== Entries

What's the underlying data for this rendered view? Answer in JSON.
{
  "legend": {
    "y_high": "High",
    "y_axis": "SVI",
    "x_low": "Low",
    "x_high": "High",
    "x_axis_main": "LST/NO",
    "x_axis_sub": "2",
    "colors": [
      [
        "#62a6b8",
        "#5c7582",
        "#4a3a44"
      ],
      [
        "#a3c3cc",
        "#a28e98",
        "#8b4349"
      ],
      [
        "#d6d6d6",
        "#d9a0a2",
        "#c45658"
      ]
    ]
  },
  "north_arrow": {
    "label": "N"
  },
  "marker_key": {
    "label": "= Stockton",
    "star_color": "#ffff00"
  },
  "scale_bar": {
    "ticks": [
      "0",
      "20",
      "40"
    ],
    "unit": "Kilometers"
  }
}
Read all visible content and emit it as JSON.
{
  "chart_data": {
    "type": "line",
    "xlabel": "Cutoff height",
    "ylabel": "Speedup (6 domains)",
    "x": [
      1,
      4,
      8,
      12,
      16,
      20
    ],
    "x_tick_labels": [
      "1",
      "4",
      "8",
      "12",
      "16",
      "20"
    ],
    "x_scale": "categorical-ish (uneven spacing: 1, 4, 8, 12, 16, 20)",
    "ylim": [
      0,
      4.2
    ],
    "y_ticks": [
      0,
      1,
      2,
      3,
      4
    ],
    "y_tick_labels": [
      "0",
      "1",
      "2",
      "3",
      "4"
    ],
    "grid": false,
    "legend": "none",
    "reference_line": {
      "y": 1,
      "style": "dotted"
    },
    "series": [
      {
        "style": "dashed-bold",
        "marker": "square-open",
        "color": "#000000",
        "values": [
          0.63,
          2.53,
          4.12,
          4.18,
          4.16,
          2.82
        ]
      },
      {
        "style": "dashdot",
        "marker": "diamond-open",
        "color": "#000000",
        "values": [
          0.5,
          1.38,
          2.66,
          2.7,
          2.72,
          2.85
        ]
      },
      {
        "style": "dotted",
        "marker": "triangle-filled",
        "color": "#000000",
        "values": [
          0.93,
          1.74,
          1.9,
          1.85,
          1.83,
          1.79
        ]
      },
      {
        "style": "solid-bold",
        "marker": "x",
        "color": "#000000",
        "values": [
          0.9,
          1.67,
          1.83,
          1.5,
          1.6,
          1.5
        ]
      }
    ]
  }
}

====

### Exercise requirements
Copy every line from the records above that contains the word "style".

### Solution to this problem
      "style": "dotted"
        "style": "dashed-bold",
        "style": "dashdot",
        "style": "dotted",
        "style": "solid-bold",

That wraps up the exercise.